Given problem -
Gather, from the data below, each line in which the word "नगरप" occurs.

Dataset entries
[BEGIN]

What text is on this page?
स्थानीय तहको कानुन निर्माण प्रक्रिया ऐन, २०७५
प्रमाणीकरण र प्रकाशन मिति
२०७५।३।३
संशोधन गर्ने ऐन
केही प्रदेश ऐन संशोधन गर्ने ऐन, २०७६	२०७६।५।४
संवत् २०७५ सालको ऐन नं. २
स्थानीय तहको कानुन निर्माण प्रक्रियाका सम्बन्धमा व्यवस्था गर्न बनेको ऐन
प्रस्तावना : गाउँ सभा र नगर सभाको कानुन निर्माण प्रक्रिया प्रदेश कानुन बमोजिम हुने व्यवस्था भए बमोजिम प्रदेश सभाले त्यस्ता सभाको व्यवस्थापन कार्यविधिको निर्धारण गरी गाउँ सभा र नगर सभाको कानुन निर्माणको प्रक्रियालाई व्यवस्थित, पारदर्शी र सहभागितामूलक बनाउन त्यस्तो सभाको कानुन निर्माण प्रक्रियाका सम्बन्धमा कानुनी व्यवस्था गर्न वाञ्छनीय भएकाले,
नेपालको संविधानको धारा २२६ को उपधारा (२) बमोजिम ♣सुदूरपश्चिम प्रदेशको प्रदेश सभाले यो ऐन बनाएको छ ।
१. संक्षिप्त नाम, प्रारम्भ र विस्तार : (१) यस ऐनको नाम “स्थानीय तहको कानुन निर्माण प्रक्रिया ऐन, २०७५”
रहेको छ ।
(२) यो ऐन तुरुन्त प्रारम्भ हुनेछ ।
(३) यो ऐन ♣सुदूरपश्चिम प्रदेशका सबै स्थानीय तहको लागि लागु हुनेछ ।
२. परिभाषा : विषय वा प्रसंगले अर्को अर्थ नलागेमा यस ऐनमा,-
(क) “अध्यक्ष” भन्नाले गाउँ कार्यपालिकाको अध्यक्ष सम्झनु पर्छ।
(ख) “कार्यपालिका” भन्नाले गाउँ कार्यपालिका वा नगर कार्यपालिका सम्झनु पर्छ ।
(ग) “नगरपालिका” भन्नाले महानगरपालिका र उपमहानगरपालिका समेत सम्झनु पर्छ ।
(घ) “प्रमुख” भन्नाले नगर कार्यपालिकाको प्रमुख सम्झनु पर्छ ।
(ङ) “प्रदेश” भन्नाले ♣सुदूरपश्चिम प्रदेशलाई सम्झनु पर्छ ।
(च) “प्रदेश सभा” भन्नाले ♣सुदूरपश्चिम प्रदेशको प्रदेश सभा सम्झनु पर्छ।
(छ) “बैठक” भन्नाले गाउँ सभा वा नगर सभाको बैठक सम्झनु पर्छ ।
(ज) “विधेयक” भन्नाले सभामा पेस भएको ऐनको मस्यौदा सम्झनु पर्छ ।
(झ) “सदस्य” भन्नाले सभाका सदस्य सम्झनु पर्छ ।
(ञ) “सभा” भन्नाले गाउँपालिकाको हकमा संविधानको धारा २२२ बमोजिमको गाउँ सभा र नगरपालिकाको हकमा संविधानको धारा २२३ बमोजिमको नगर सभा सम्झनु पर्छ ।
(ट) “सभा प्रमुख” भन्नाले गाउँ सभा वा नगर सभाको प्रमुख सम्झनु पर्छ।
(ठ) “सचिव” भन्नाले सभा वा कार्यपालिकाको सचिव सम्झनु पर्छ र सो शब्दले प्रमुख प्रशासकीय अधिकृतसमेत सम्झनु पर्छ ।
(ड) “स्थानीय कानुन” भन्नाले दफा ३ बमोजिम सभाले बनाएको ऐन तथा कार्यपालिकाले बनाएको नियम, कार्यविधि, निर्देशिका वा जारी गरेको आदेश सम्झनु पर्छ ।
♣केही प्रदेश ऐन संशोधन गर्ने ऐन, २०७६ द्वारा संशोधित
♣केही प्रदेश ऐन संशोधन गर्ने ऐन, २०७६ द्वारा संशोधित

[END]

Finished exercise -
(ग) “नगरपालिका” भन्नाले महानगरपालिका र उपमहानगरपालिका समेत सम्झनु पर्छ ।
(ञ) “सभा” भन्नाले गाउँपालिकाको हकमा संविधानको धारा २२२ बमोजिमको गाउँ सभा र नगरपालिकाको हकमा संविधानको धारा २२३ बमोजिमको नगर सभा सम्झनु पर्छ ।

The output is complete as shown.